Directions for this task: Provide an exact reproduction of every entry.

(Dataset excerpts)

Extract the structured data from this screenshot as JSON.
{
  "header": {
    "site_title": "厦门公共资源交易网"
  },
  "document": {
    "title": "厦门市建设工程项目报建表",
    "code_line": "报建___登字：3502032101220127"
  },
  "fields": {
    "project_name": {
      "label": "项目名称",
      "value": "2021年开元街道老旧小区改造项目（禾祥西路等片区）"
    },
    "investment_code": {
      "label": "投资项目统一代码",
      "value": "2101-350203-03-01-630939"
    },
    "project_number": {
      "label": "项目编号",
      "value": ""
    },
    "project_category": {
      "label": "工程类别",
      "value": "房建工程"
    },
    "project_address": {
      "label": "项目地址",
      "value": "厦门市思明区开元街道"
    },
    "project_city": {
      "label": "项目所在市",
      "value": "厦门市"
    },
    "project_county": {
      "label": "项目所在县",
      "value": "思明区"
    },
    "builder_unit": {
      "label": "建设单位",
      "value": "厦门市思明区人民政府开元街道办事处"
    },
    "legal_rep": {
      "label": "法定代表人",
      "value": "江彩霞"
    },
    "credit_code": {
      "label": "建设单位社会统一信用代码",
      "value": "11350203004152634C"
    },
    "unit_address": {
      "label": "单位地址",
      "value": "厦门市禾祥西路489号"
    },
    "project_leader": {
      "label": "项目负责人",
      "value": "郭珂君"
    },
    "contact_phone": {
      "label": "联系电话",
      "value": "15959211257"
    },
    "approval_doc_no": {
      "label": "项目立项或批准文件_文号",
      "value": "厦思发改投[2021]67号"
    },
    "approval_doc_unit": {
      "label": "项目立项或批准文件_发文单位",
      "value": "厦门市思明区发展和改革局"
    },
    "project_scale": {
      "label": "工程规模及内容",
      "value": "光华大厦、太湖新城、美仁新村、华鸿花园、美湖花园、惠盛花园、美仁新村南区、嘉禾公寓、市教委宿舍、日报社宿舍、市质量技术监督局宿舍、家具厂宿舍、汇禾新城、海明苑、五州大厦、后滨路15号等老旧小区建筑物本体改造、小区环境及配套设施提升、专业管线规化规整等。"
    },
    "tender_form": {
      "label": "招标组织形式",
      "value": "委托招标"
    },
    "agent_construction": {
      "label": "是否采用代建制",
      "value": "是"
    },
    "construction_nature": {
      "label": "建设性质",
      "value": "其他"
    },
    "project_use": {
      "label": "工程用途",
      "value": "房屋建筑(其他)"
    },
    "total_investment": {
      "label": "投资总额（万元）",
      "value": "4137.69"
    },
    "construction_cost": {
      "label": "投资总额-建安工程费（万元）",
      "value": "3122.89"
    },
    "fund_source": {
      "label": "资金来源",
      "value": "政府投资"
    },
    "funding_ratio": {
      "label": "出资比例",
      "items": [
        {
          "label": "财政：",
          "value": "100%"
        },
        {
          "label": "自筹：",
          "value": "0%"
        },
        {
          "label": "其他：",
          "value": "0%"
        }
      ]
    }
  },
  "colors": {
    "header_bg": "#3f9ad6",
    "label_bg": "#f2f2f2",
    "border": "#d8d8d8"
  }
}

Worked solution:
Extract the structured data from this screenshot as JSON.
{
  "header": {
    "site_title": "厦门公共资源交易网"
  },
  "document": {
    "title": "厦门市建设工程项目报建表",
    "code_line": "报建___登字：3502032101220127"
  },
  "fields": {
    "project_name": {
      "label": "项目名称",
      "value": "2021年开元街道老旧小区改造项目（禾祥西路等片区）"
    },
    "investment_code": {
      "label": "投资项目统一代码",
      "value": "2101-350203-03-01-630939"
    },
    "project_number": {
      "label": "项目编号",
      "value": ""
    },
    "project_category": {
      "label": "工程类别",
      "value": "房建工程"
    },
    "project_address": {
      "label": "项目地址",
      "value": "厦门市思明区开元街道"
    },
    "project_city": {
      "label": "项目所在市",
      "value": "厦门市"
    },
    "project_county": {
      "label": "项目所在县",
      "value": "思明区"
    },
    "builder_unit": {
      "label": "建设单位",
      "value": "厦门市思明区人民政府开元街道办事处"
    },
    "legal_rep": {
      "label": "法定代表人",
      "value": "江彩霞"
    },
    "credit_code": {
      "label": "建设单位社会统一信用代码",
      "value": "11350203004152634C"
    },
    "unit_address": {
      "label": "单位地址",
      "value": "厦门市禾祥西路489号"
    },
    "project_leader": {
      "label": "项目负责人",
      "value": "郭珂君"
    },
    "contact_phone": {
      "label": "联系电话",
      "value": "15959211257"
    },
    "approval_doc_no": {
      "label": "项目立项或批准文件_文号",
      "value": "厦思发改投[2021]67号"
    },
    "approval_doc_unit": {
      "label": "项目立项或批准文件_发文单位",
      "value": "厦门市思明区发展和改革局"
    },
    "project_scale": {
      "label": "工程规模及内容",
      "value": "光华大厦、太湖新城、美仁新村、华鸿花园、美湖花园、惠盛花园、美仁新村南区、嘉禾公寓、市教委宿舍、日报社宿舍、市质量技术监督局宿舍、家具厂宿舍、汇禾新城、海明苑、五州大厦、后滨路15号等老旧小区建筑物本体改造、小区环境及配套设施提升、专业管线规化规整等。"
    },
    "tender_form": {
      "label": "招标组织形式",
      "value": "委托招标"
    },
    "agent_construction": {
      "label": "是否采用代建制",
      "value": "是"
    },
    "construction_nature": {
      "label": "建设性质",
      "value": "其他"
    },
    "project_use": {
      "label": "工程用途",
      "value": "房屋建筑(其他)"
    },
    "total_investment": {
      "label": "投资总额（万元）",
      "value": "4137.69"
    },
    "construction_cost": {
      "label": "投资总额-建安工程费（万元）",
      "value": "3122.89"
    },
    "fund_source": {
      "label": "资金来源",
      "value": "政府投资"
    },
    "funding_ratio": {
      "label": "出资比例",
      "items": [
        {
          "label": "财政：",
          "value": "100%"
        },
        {
          "label": "自筹：",
          "value": "0%"
        },
        {
          "label": "其他：",
          "value": "0%"
        }
      ]
    }
  },
  "colors": {
    "header_bg": "#3f9ad6",
    "label_bg": "#f2f2f2",
    "border": "#d8d8d8"
  }
}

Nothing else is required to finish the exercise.